▸ What you should do: Output a single figure: the number of lines in which the word "difference" appears.

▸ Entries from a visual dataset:
========================================

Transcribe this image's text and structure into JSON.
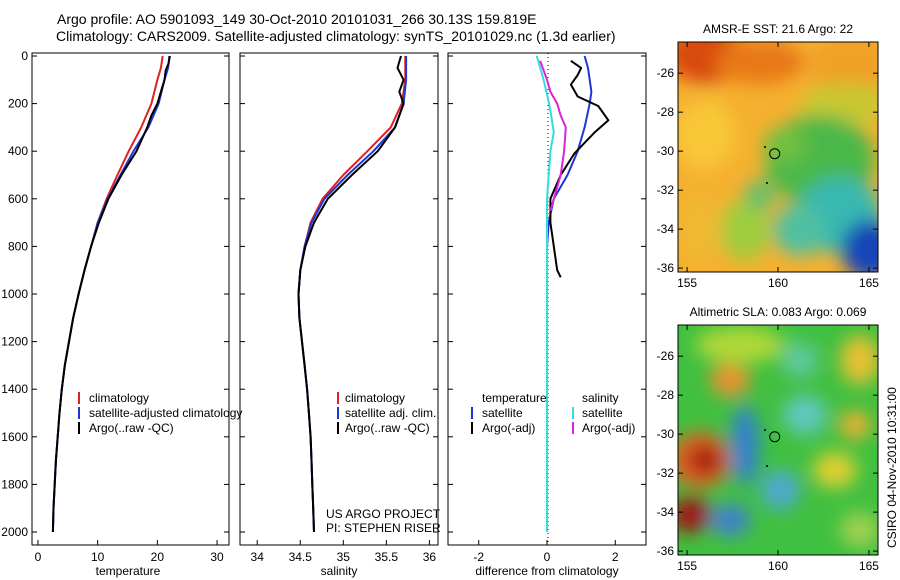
{
  "header": {
    "line1": "Argo profile: AO 5901093_149 30-Oct-2010 20101031_266 30.13S 159.819E",
    "line2": "Climatology: CARS2009. Satellite-adjusted climatology: synTS_20101029.nc (1.3d earlier)"
  },
  "footer": {
    "project": "US ARGO PROJECT",
    "pi": "PI: STEPHEN RISER"
  },
  "side_label": "CSIRO 04-Nov-2010 10:31:00",
  "colors": {
    "red": "#dd2222",
    "blue": "#1f35d6",
    "black": "#000000",
    "cyan": "#33dddd",
    "magenta": "#dd22dd"
  },
  "chart_data": [
    {
      "type": "line",
      "panel": "temperature",
      "xlabel": "temperature",
      "xlim": [
        -1,
        32
      ],
      "ylim": [
        2050,
        0
      ],
      "xticks": [
        0,
        10,
        20,
        30
      ],
      "yticks": [
        0,
        200,
        400,
        600,
        800,
        1000,
        1200,
        1400,
        1600,
        1800,
        2000
      ],
      "legend": [
        "climatology",
        "satellite-adjusted climatology",
        "Argo(..raw -QC)"
      ],
      "series": [
        {
          "name": "climatology",
          "color": "red",
          "points": [
            [
              20.9,
              0
            ],
            [
              20.6,
              50
            ],
            [
              20.0,
              100
            ],
            [
              19.0,
              200
            ],
            [
              17.3,
              300
            ],
            [
              15.2,
              400
            ],
            [
              13.3,
              500
            ],
            [
              11.5,
              600
            ],
            [
              10.0,
              700
            ],
            [
              8.9,
              800
            ],
            [
              7.8,
              900
            ],
            [
              6.8,
              1000
            ],
            [
              5.9,
              1100
            ],
            [
              5.2,
              1200
            ],
            [
              4.5,
              1300
            ],
            [
              4.0,
              1400
            ],
            [
              3.6,
              1500
            ],
            [
              3.3,
              1600
            ],
            [
              3.0,
              1700
            ],
            [
              2.8,
              1800
            ],
            [
              2.6,
              1900
            ],
            [
              2.5,
              2000
            ]
          ]
        },
        {
          "name": "satellite-adjusted climatology",
          "color": "blue",
          "points": [
            [
              22.0,
              0
            ],
            [
              21.8,
              50
            ],
            [
              21.2,
              100
            ],
            [
              20.2,
              200
            ],
            [
              18.5,
              300
            ],
            [
              16.0,
              400
            ],
            [
              13.8,
              500
            ],
            [
              11.7,
              600
            ],
            [
              10.0,
              700
            ],
            [
              8.9,
              800
            ],
            [
              7.8,
              900
            ],
            [
              6.8,
              1000
            ],
            [
              5.9,
              1100
            ],
            [
              5.2,
              1200
            ],
            [
              4.5,
              1300
            ],
            [
              4.0,
              1400
            ],
            [
              3.6,
              1500
            ],
            [
              3.3,
              1600
            ],
            [
              3.0,
              1700
            ],
            [
              2.8,
              1800
            ],
            [
              2.6,
              1900
            ],
            [
              2.5,
              2000
            ]
          ]
        },
        {
          "name": "Argo(..raw -QC)",
          "color": "black",
          "points": [
            [
              22.1,
              0
            ],
            [
              21.9,
              30
            ],
            [
              21.4,
              60
            ],
            [
              21.2,
              100
            ],
            [
              20.6,
              150
            ],
            [
              20.0,
              200
            ],
            [
              19.0,
              250
            ],
            [
              18.3,
              300
            ],
            [
              16.5,
              400
            ],
            [
              14.0,
              500
            ],
            [
              11.8,
              600
            ],
            [
              10.2,
              700
            ],
            [
              8.9,
              800
            ],
            [
              7.8,
              900
            ],
            [
              6.8,
              1000
            ],
            [
              5.9,
              1100
            ],
            [
              5.2,
              1200
            ],
            [
              4.5,
              1300
            ],
            [
              4.0,
              1400
            ],
            [
              3.6,
              1500
            ],
            [
              3.3,
              1600
            ],
            [
              3.0,
              1700
            ],
            [
              2.8,
              1800
            ],
            [
              2.6,
              1900
            ],
            [
              2.5,
              2000
            ]
          ]
        }
      ]
    },
    {
      "type": "line",
      "panel": "salinity",
      "xlabel": "salinity",
      "xlim": [
        33.8,
        36.1
      ],
      "ylim": [
        2050,
        0
      ],
      "xticks": [
        34,
        34.5,
        35,
        35.5,
        36
      ],
      "legend": [
        "climatology",
        "satellite adj. clim.",
        "Argo(..raw -QC)"
      ],
      "series": [
        {
          "name": "climatology",
          "color": "red",
          "points": [
            [
              35.72,
              0
            ],
            [
              35.72,
              100
            ],
            [
              35.68,
              200
            ],
            [
              35.55,
              300
            ],
            [
              35.28,
              400
            ],
            [
              35.0,
              500
            ],
            [
              34.76,
              600
            ],
            [
              34.62,
              700
            ],
            [
              34.55,
              800
            ],
            [
              34.5,
              900
            ],
            [
              34.48,
              1000
            ],
            [
              34.49,
              1100
            ],
            [
              34.52,
              1200
            ],
            [
              34.55,
              1300
            ],
            [
              34.58,
              1400
            ],
            [
              34.6,
              1500
            ],
            [
              34.62,
              1600
            ],
            [
              34.63,
              1700
            ],
            [
              34.64,
              1800
            ],
            [
              34.65,
              1900
            ],
            [
              34.66,
              2000
            ]
          ]
        },
        {
          "name": "satellite adj. clim.",
          "color": "blue",
          "points": [
            [
              35.73,
              0
            ],
            [
              35.73,
              100
            ],
            [
              35.7,
              200
            ],
            [
              35.6,
              300
            ],
            [
              35.35,
              400
            ],
            [
              35.05,
              500
            ],
            [
              34.78,
              600
            ],
            [
              34.63,
              700
            ],
            [
              34.55,
              800
            ],
            [
              34.5,
              900
            ],
            [
              34.48,
              1000
            ],
            [
              34.49,
              1100
            ],
            [
              34.52,
              1200
            ],
            [
              34.55,
              1300
            ],
            [
              34.58,
              1400
            ],
            [
              34.6,
              1500
            ],
            [
              34.62,
              1600
            ],
            [
              34.63,
              1700
            ],
            [
              34.64,
              1800
            ],
            [
              34.65,
              1900
            ],
            [
              34.66,
              2000
            ]
          ]
        },
        {
          "name": "Argo(..raw -QC)",
          "color": "black",
          "points": [
            [
              35.67,
              0
            ],
            [
              35.63,
              50
            ],
            [
              35.7,
              100
            ],
            [
              35.65,
              150
            ],
            [
              35.7,
              200
            ],
            [
              35.6,
              300
            ],
            [
              35.4,
              400
            ],
            [
              35.1,
              500
            ],
            [
              34.82,
              600
            ],
            [
              34.66,
              700
            ],
            [
              34.56,
              800
            ],
            [
              34.5,
              900
            ],
            [
              34.48,
              1000
            ],
            [
              34.49,
              1100
            ],
            [
              34.52,
              1200
            ],
            [
              34.55,
              1300
            ],
            [
              34.58,
              1400
            ],
            [
              34.6,
              1500
            ],
            [
              34.62,
              1600
            ],
            [
              34.63,
              1700
            ],
            [
              34.64,
              1800
            ],
            [
              34.65,
              1900
            ],
            [
              34.66,
              2000
            ]
          ]
        }
      ]
    },
    {
      "type": "line",
      "panel": "difference",
      "xlabel": "difference from climatology",
      "xlim": [
        -2.9,
        2.9
      ],
      "ylim": [
        2050,
        0
      ],
      "xticks": [
        -2,
        0,
        2
      ],
      "legend_groups": [
        {
          "title": "temperature",
          "items": [
            "satellite",
            "Argo(-adj)"
          ]
        },
        {
          "title": "salinity",
          "items": [
            "satellite",
            "Argo(-adj)"
          ]
        }
      ],
      "series": [
        {
          "name": "temperature satellite",
          "color": "blue",
          "points": [
            [
              1.1,
              0
            ],
            [
              1.2,
              50
            ],
            [
              1.25,
              100
            ],
            [
              1.3,
              150
            ],
            [
              1.25,
              200
            ],
            [
              1.1,
              300
            ],
            [
              0.9,
              400
            ],
            [
              0.6,
              500
            ],
            [
              0.2,
              600
            ],
            [
              0.05,
              700
            ],
            [
              0.0,
              800
            ],
            [
              0.0,
              1000
            ],
            [
              0.0,
              2000
            ]
          ]
        },
        {
          "name": "temperature Argo(-adj)",
          "color": "black",
          "points": [
            [
              0.7,
              20
            ],
            [
              1.0,
              50
            ],
            [
              0.9,
              80
            ],
            [
              0.7,
              120
            ],
            [
              0.9,
              170
            ],
            [
              1.5,
              210
            ],
            [
              1.8,
              270
            ],
            [
              1.4,
              320
            ],
            [
              0.8,
              410
            ],
            [
              0.4,
              500
            ],
            [
              0.1,
              600
            ],
            [
              0.1,
              700
            ],
            [
              0.2,
              800
            ],
            [
              0.3,
              900
            ],
            [
              0.4,
              930
            ]
          ]
        },
        {
          "name": "salinity satellite",
          "color": "cyan",
          "points": [
            [
              -0.3,
              0
            ],
            [
              -0.2,
              50
            ],
            [
              -0.1,
              100
            ],
            [
              0.0,
              160
            ],
            [
              0.1,
              230
            ],
            [
              0.2,
              320
            ],
            [
              0.1,
              400
            ],
            [
              0.05,
              500
            ],
            [
              0.0,
              600
            ],
            [
              0.0,
              700
            ],
            [
              0.0,
              1000
            ],
            [
              0.0,
              2000
            ]
          ]
        },
        {
          "name": "salinity Argo(-adj)",
          "color": "magenta",
          "points": [
            [
              -0.2,
              20
            ],
            [
              -0.1,
              60
            ],
            [
              0.0,
              100
            ],
            [
              0.1,
              150
            ],
            [
              0.3,
              200
            ],
            [
              0.4,
              250
            ],
            [
              0.55,
              300
            ],
            [
              0.5,
              400
            ],
            [
              0.4,
              500
            ],
            [
              0.2,
              600
            ],
            [
              0.1,
              650
            ]
          ]
        }
      ]
    },
    {
      "type": "heatmap",
      "panel": "amsr-e-sst",
      "title": "AMSR-E SST: 21.6 Argo: 22",
      "xlim": [
        154.5,
        165.5
      ],
      "ylim": [
        -36.2,
        -24.4
      ],
      "xticks": [
        155,
        160,
        165
      ],
      "yticks": [
        -26,
        -28,
        -30,
        -32,
        -34,
        -36
      ],
      "argo_position": [
        159.82,
        -30.13
      ]
    },
    {
      "type": "heatmap",
      "panel": "altimetric-sla",
      "title": "Altimetric SLA: 0.083 Argo: 0.069",
      "xlim": [
        154.5,
        165.5
      ],
      "ylim": [
        -36.2,
        -24.4
      ],
      "xticks": [
        155,
        160,
        165
      ],
      "yticks": [
        -26,
        -28,
        -30,
        -32,
        -34,
        -36
      ],
      "argo_position": [
        159.82,
        -30.13
      ]
    }
  ]
}
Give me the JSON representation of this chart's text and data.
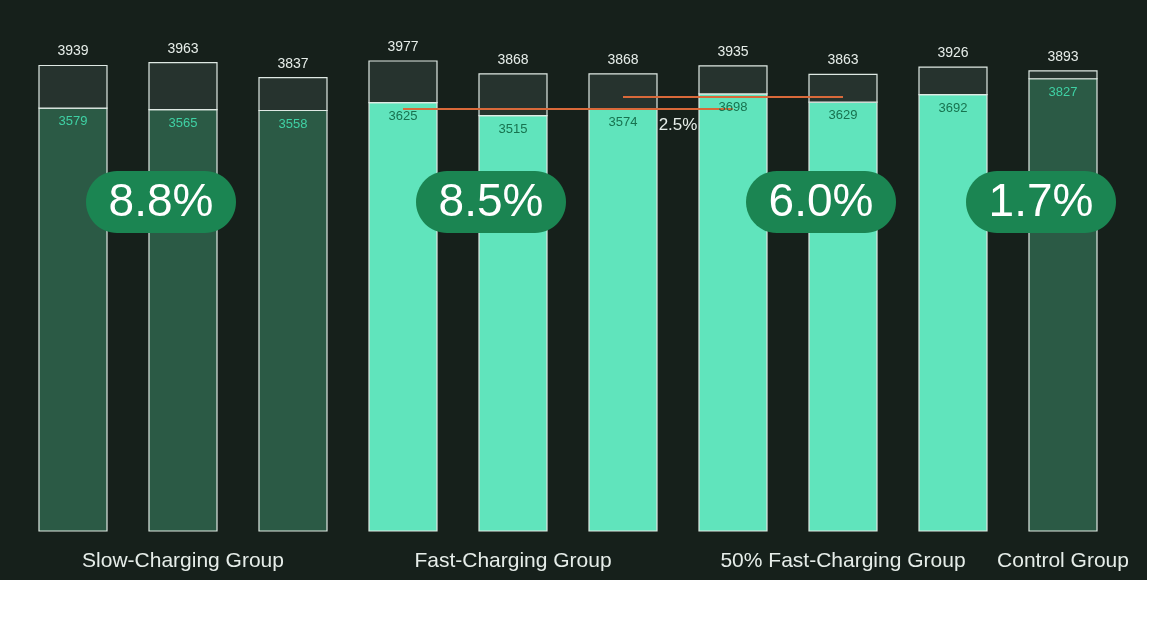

========================================

▸ Full solution: 2